** Start of DATASET ENTRIES **

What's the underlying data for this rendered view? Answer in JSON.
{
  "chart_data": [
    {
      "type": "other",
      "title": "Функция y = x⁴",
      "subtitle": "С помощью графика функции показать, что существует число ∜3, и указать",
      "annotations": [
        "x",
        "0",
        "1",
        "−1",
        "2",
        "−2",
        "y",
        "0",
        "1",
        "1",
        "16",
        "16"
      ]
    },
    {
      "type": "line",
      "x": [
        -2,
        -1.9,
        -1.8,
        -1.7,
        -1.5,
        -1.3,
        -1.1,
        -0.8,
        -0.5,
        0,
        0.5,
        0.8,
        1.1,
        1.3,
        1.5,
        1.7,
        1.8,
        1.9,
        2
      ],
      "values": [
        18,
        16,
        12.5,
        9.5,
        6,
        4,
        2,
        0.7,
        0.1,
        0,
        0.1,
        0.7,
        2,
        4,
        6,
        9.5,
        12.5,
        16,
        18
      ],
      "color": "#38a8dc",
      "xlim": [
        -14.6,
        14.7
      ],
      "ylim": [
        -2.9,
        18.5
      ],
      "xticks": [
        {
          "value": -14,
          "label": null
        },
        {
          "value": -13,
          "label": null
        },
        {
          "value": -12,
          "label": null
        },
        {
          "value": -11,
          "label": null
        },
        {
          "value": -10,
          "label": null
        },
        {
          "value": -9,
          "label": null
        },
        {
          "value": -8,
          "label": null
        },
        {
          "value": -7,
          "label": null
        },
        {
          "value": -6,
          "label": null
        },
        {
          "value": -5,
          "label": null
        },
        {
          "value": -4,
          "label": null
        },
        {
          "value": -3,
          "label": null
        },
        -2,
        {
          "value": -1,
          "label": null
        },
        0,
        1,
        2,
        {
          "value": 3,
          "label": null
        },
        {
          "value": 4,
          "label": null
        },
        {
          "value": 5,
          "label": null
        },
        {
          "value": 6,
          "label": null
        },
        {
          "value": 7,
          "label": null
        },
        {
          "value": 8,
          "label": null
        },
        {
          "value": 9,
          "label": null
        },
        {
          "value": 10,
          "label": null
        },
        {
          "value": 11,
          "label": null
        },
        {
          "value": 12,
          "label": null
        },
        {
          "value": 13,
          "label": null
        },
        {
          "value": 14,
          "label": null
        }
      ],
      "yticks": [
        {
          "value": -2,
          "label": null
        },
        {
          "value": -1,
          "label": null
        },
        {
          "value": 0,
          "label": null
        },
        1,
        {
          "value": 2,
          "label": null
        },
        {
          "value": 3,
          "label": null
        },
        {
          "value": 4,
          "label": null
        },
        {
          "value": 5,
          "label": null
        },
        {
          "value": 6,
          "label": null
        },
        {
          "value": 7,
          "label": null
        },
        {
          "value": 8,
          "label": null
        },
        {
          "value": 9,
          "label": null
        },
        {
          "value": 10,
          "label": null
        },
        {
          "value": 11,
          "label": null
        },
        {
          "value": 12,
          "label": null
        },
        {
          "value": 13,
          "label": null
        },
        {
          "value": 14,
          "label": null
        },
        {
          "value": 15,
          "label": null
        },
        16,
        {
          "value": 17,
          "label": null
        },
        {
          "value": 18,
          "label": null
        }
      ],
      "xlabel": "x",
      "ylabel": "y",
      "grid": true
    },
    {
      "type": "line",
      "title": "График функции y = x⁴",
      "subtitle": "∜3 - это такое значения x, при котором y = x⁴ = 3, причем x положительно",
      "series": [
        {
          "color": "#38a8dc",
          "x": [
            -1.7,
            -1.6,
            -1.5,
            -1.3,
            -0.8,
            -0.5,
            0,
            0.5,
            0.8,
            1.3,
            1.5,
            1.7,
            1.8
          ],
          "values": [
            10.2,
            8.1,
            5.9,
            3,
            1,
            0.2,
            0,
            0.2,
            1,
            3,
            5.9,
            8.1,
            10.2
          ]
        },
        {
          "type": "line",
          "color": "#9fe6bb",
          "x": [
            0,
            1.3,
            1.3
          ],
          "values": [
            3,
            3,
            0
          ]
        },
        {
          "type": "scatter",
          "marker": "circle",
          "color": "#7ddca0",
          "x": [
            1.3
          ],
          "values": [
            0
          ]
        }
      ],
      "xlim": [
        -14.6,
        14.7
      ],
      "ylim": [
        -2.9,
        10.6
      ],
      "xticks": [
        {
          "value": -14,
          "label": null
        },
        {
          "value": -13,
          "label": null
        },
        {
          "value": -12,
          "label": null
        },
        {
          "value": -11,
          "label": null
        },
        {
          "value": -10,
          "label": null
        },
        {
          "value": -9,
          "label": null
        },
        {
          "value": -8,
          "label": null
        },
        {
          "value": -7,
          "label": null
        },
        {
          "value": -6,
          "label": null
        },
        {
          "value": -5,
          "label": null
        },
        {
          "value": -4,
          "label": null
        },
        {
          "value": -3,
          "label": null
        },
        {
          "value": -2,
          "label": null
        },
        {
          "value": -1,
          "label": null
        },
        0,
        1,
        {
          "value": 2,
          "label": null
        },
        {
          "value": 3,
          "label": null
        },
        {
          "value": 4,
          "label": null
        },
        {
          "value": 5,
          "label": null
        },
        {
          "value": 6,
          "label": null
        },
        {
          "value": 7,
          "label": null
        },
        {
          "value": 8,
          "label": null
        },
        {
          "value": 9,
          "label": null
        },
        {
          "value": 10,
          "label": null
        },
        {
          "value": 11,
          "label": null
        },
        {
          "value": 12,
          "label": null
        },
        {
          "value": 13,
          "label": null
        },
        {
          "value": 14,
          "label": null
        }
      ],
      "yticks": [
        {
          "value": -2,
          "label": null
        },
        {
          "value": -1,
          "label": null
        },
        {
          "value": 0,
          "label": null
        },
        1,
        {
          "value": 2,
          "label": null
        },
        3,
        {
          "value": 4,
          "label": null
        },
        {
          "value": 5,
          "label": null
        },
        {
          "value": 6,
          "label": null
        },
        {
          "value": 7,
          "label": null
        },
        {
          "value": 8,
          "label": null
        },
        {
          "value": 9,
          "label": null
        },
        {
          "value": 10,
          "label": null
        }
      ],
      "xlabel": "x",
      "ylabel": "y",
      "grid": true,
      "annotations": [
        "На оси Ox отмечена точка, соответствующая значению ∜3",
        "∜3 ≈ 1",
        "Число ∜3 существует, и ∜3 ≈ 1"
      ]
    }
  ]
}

** End of DATASET ENTRIES **

Word for word, quote all of the data above.

What's the underlying data for this rendered view? Answer in JSON.
{
  "chart_data": [
    {
      "type": "other",
      "title": "Функция y = x⁴",
      "subtitle": "С помощью графика функции показать, что существует число ∜3, и указать",
      "annotations": [
        "x",
        "0",
        "1",
        "−1",
        "2",
        "−2",
        "y",
        "0",
        "1",
        "1",
        "16",
        "16"
      ]
    },
    {
      "type": "line",
      "x": [
        -2,
        -1.9,
        -1.8,
        -1.7,
        -1.5,
        -1.3,
        -1.1,
        -0.8,
        -0.5,
        0,
        0.5,
        0.8,
        1.1,
        1.3,
        1.5,
        1.7,
        1.8,
        1.9,
        2
      ],
      "values": [
        18,
        16,
        12.5,
        9.5,
        6,
        4,
        2,
        0.7,
        0.1,
        0,
        0.1,
        0.7,
        2,
        4,
        6,
        9.5,
        12.5,
        16,
        18
      ],
      "color": "#38a8dc",
      "xlim": [
        -14.6,
        14.7
      ],
      "ylim": [
        -2.9,
        18.5
      ],
      "xticks": [
        {
          "value": -14,
          "label": null
        },
        {
          "value": -13,
          "label": null
        },
        {
          "value": -12,
          "label": null
        },
        {
          "value": -11,
          "label": null
        },
        {
          "value": -10,
          "label": null
        },
        {
          "value": -9,
          "label": null
        },
        {
          "value": -8,
          "label": null
        },
        {
          "value": -7,
          "label": null
        },
        {
          "value": -6,
          "label": null
        },
        {
          "value": -5,
          "label": null
        },
        {
          "value": -4,
          "label": null
        },
        {
          "value": -3,
          "label": null
        },
        -2,
        {
          "value": -1,
          "label": null
        },
        0,
        1,
        2,
        {
          "value": 3,
          "label": null
        },
        {
          "value": 4,
          "label": null
        },
        {
          "value": 5,
          "label": null
        },
        {
          "value": 6,
          "label": null
        },
        {
          "value": 7,
          "label": null
        },
        {
          "value": 8,
          "label": null
        },
        {
          "value": 9,
          "label": null
        },
        {
          "value": 10,
          "label": null
        },
        {
          "value": 11,
          "label": null
        },
        {
          "value": 12,
          "label": null
        },
        {
          "value": 13,
          "label": null
        },
        {
          "value": 14,
          "label": null
        }
      ],
      "yticks": [
        {
          "value": -2,
          "label": null
        },
        {
          "value": -1,
          "label": null
        },
        {
          "value": 0,
          "label": null
        },
        1,
        {
          "value": 2,
          "label": null
        },
        {
          "value": 3,
          "label": null
        },
        {
          "value": 4,
          "label": null
        },
        {
          "value": 5,
          "label": null
        },
        {
          "value": 6,
          "label": null
        },
        {
          "value": 7,
          "label": null
        },
        {
          "value": 8,
          "label": null
        },
        {
          "value": 9,
          "label": null
        },
        {
          "value": 10,
          "label": null
        },
        {
          "value": 11,
          "label": null
        },
        {
          "value": 12,
          "label": null
        },
        {
          "value": 13,
          "label": null
        },
        {
          "value": 14,
          "label": null
        },
        {
          "value": 15,
          "label": null
        },
        16,
        {
          "value": 17,
          "label": null
        },
        {
          "value": 18,
          "label": null
        }
      ],
      "xlabel": "x",
      "ylabel": "y",
      "grid": true
    },
    {
      "type": "line",
      "title": "График функции y = x⁴",
      "subtitle": "∜3 - это такое значения x, при котором y = x⁴ = 3, причем x положительно",
      "series": [
        {
          "color": "#38a8dc",
          "x": [
            -1.7,
            -1.6,
            -1.5,
            -1.3,
            -0.8,
            -0.5,
            0,
            0.5,
            0.8,
            1.3,
            1.5,
            1.7,
            1.8
          ],
          "values": [
            10.2,
            8.1,
            5.9,
            3,
            1,
            0.2,
            0,
            0.2,
            1,
            3,
            5.9,
            8.1,
            10.2
          ]
        },
        {
          "type": "line",
          "color": "#9fe6bb",
          "x": [
            0,
            1.3,
            1.3
          ],
          "values": [
            3,
            3,
            0
          ]
        },
        {
          "type": "scatter",
          "marker": "circle",
          "color": "#7ddca0",
          "x": [
            1.3
          ],
          "values": [
            0
          ]
        }
      ],
      "xlim": [
        -14.6,
        14.7
      ],
      "ylim": [
        -2.9,
        10.6
      ],
      "xticks": [
        {
          "value": -14,
          "label": null
        },
        {
          "value": -13,
          "label": null
        },
        {
          "value": -12,
          "label": null
        },
        {
          "value": -11,
          "label": null
        },
        {
          "value": -10,
          "label": null
        },
        {
          "value": -9,
          "label": null
        },
        {
          "value": -8,
          "label": null
        },
        {
          "value": -7,
          "label": null
        },
        {
          "value": -6,
          "label": null
        },
        {
          "value": -5,
          "label": null
        },
        {
          "value": -4,
          "label": null
        },
        {
          "value": -3,
          "label": null
        },
        {
          "value": -2,
          "label": null
        },
        {
          "value": -1,
          "label": null
        },
        0,
        1,
        {
          "value": 2,
          "label": null
        },
        {
          "value": 3,
          "label": null
        },
        {
          "value": 4,
          "label": null
        },
        {
          "value": 5,
          "label": null
        },
        {
          "value": 6,
          "label": null
        },
        {
          "value": 7,
          "label": null
        },
        {
          "value": 8,
          "label": null
        },
        {
          "value": 9,
          "label": null
        },
        {
          "value": 10,
          "label": null
        },
        {
          "value": 11,
          "label": null
        },
        {
          "value": 12,
          "label": null
        },
        {
          "value": 13,
          "label": null
        },
        {
          "value": 14,
          "label": null
        }
      ],
      "yticks": [
        {
          "value": -2,
          "label": null
        },
        {
          "value": -1,
          "label": null
        },
        {
          "value": 0,
          "label": null
        },
        1,
        {
          "value": 2,
          "label": null
        },
        3,
        {
          "value": 4,
          "label": null
        },
        {
          "value": 5,
          "label": null
        },
        {
          "value": 6,
          "label": null
        },
        {
          "value": 7,
          "label": null
        },
        {
          "value": 8,
          "label": null
        },
        {
          "value": 9,
          "label": null
        },
        {
          "value": 10,
          "label": null
        }
      ],
      "xlabel": "x",
      "ylabel": "y",
      "grid": true,
      "annotations": [
        "На оси Ox отмечена точка, соответствующая значению ∜3",
        "∜3 ≈ 1",
        "Число ∜3 существует, и ∜3 ≈ 1"
      ]
    }
  ]
}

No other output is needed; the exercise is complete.